━━━━━ Data to process ━━━━━
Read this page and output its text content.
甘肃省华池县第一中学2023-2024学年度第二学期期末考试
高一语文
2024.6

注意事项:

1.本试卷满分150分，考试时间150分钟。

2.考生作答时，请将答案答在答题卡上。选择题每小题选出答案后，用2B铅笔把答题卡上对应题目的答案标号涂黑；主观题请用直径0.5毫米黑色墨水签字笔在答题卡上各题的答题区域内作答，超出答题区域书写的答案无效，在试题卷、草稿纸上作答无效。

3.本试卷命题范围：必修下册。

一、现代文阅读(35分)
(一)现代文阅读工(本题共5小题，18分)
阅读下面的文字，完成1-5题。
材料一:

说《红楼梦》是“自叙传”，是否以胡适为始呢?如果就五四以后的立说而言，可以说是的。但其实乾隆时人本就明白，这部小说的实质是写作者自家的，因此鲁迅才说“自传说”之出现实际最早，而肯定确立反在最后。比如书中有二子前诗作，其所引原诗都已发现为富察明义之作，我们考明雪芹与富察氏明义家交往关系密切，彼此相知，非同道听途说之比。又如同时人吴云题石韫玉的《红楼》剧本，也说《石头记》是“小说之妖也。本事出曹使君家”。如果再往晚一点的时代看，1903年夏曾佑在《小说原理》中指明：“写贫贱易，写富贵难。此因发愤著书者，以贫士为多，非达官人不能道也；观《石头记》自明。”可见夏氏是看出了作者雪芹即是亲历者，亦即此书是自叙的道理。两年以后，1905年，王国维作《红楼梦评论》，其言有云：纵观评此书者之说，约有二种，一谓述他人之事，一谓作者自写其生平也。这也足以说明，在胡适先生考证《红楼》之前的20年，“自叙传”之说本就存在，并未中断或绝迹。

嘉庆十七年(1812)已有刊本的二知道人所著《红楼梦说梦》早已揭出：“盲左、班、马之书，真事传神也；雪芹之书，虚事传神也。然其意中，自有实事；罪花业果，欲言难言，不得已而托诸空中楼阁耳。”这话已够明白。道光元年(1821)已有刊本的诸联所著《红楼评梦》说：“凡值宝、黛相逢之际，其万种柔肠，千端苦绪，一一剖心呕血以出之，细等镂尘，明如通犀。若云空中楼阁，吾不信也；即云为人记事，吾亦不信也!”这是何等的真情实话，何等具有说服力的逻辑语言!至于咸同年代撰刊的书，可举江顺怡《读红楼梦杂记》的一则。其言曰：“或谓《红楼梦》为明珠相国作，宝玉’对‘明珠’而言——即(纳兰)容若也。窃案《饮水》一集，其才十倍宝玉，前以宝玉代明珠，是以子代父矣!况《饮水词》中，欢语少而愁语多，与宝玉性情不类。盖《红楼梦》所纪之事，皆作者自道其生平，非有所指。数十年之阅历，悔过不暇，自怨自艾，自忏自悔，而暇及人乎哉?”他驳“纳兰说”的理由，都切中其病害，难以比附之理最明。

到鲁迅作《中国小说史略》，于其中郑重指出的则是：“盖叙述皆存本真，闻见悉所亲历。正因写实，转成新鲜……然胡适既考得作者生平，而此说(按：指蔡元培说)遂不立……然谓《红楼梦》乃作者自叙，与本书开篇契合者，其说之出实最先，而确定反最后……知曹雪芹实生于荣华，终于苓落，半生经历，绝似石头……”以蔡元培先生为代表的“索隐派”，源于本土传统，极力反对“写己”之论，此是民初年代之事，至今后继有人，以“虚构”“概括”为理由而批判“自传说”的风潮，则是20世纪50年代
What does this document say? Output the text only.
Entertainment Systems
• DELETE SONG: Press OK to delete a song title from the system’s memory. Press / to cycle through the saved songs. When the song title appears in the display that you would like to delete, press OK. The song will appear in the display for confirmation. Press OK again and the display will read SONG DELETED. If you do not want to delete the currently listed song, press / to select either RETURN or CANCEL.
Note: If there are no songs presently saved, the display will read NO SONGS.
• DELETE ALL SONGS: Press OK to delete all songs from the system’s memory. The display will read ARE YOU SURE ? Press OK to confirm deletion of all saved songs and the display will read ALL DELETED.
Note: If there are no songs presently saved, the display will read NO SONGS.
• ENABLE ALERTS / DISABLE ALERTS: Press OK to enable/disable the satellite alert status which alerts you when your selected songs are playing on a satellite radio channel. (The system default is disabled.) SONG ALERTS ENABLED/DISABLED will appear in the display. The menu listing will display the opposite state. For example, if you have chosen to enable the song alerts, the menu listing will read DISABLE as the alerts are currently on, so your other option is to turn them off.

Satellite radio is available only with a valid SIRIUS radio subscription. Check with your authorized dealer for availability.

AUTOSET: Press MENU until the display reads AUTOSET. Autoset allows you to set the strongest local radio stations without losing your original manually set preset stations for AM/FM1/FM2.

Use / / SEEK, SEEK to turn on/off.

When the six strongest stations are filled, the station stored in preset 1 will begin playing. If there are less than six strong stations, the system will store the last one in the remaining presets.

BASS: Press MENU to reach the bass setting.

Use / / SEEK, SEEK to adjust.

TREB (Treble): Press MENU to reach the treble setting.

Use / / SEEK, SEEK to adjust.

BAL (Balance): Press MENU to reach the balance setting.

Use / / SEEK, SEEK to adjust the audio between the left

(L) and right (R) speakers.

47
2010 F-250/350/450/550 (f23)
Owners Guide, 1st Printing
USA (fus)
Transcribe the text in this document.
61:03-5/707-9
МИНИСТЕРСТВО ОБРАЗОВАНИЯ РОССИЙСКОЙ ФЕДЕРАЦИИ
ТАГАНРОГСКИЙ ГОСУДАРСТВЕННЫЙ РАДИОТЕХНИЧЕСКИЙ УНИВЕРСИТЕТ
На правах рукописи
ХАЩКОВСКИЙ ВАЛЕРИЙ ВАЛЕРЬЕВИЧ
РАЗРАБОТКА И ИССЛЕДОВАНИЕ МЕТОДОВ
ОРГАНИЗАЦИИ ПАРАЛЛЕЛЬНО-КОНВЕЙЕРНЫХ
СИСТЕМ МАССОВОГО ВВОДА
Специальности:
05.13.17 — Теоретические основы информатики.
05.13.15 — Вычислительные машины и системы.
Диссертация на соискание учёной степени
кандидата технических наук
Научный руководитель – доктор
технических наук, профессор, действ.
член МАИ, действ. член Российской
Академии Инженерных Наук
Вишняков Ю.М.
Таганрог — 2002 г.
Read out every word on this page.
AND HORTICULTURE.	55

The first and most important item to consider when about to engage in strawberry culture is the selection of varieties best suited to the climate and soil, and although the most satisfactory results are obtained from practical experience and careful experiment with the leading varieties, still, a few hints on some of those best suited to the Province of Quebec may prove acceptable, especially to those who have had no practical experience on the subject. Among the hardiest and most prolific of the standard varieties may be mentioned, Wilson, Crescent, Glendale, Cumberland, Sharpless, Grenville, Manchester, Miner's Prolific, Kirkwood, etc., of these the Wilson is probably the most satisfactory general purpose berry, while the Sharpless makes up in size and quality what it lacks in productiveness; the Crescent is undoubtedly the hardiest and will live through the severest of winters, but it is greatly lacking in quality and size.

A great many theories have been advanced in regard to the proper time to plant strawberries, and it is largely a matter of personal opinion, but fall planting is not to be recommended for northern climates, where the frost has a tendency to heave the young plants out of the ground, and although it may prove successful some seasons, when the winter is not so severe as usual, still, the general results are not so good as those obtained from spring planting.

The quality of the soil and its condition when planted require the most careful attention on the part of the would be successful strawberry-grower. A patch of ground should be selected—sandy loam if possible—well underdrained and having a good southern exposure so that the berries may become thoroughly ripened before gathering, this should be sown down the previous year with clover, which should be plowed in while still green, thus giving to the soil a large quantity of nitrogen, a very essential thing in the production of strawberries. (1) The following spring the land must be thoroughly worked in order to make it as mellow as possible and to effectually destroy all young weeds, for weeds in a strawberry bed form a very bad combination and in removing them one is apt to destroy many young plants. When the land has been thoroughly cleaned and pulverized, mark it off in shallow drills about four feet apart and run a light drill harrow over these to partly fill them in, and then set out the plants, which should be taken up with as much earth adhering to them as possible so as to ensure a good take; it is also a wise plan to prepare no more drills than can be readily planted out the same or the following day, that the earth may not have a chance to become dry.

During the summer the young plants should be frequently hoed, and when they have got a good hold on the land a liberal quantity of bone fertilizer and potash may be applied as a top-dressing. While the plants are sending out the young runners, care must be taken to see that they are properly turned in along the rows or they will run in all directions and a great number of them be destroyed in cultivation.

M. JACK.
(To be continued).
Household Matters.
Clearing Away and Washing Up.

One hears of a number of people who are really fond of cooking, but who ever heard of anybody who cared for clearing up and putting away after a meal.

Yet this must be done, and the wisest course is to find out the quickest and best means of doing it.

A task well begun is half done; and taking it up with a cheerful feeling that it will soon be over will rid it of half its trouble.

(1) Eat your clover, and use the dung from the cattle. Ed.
━━━━━
Stated exercise: Extract every line above that contains the word "currently".

Solution to this task:
• DELETE SONG: Press OK to delete a song title from the system’s memory. Press / to cycle through the saved songs. When the song title appears in the display that you would like to delete, press OK. The song will appear in the display for confirmation. Press OK again and the display will read SONG DELETED. If you do not want to delete the currently listed song, press / to select either RETURN or CANCEL.
• ENABLE ALERTS / DISABLE ALERTS: Press OK to enable/disable the satellite alert status which alerts you when your selected songs are playing on a satellite radio channel. (The system default is disabled.) SONG ALERTS ENABLED/DISABLED will appear in the display. The menu listing will display the opposite state. For example, if you have chosen to enable the song alerts, the menu listing will read DISABLE as the alerts are currently on, so your other option is to turn them off.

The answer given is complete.